— begin STORED ROWS —

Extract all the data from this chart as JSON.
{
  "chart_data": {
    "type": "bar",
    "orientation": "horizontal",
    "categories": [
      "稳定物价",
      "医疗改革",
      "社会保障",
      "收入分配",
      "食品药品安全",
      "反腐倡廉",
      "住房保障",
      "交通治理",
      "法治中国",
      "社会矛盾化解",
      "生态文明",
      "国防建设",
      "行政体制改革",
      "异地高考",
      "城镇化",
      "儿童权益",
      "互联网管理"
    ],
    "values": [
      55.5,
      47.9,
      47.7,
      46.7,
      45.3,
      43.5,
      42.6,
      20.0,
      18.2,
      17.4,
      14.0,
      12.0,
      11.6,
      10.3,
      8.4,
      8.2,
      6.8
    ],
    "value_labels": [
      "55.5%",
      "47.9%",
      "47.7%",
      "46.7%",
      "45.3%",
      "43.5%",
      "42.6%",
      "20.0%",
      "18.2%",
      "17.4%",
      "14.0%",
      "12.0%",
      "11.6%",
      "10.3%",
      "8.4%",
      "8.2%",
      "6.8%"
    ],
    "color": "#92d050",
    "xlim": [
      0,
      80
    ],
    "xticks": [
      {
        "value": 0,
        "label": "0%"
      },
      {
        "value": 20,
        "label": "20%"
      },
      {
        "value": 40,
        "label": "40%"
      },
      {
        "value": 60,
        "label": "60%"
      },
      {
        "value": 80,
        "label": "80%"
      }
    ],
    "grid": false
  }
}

— end STORED ROWS —

■ **WHAT THIS TASK INVOLVES**
Extract, word for word, each line of the listing above.

■ **RESPONSE**
Extract all the data from this chart as JSON.
{
  "chart_data": {
    "type": "bar",
    "orientation": "horizontal",
    "categories": [
      "稳定物价",
      "医疗改革",
      "社会保障",
      "收入分配",
      "食品药品安全",
      "反腐倡廉",
      "住房保障",
      "交通治理",
      "法治中国",
      "社会矛盾化解",
      "生态文明",
      "国防建设",
      "行政体制改革",
      "异地高考",
      "城镇化",
      "儿童权益",
      "互联网管理"
    ],
    "values": [
      55.5,
      47.9,
      47.7,
      46.7,
      45.3,
      43.5,
      42.6,
      20.0,
      18.2,
      17.4,
      14.0,
      12.0,
      11.6,
      10.3,
      8.4,
      8.2,
      6.8
    ],
    "value_labels": [
      "55.5%",
      "47.9%",
      "47.7%",
      "46.7%",
      "45.3%",
      "43.5%",
      "42.6%",
      "20.0%",
      "18.2%",
      "17.4%",
      "14.0%",
      "12.0%",
      "11.6%",
      "10.3%",
      "8.4%",
      "8.2%",
      "6.8%"
    ],
    "color": "#92d050",
    "xlim": [
      0,
      80
    ],
    "xticks": [
      {
        "value": 0,
        "label": "0%"
      },
      {
        "value": 20,
        "label": "20%"
      },
      {
        "value": 40,
        "label": "40%"
      },
      {
        "value": 60,
        "label": "60%"
      },
      {
        "value": 80,
        "label": "80%"
      }
    ],
    "grid": false
  }
}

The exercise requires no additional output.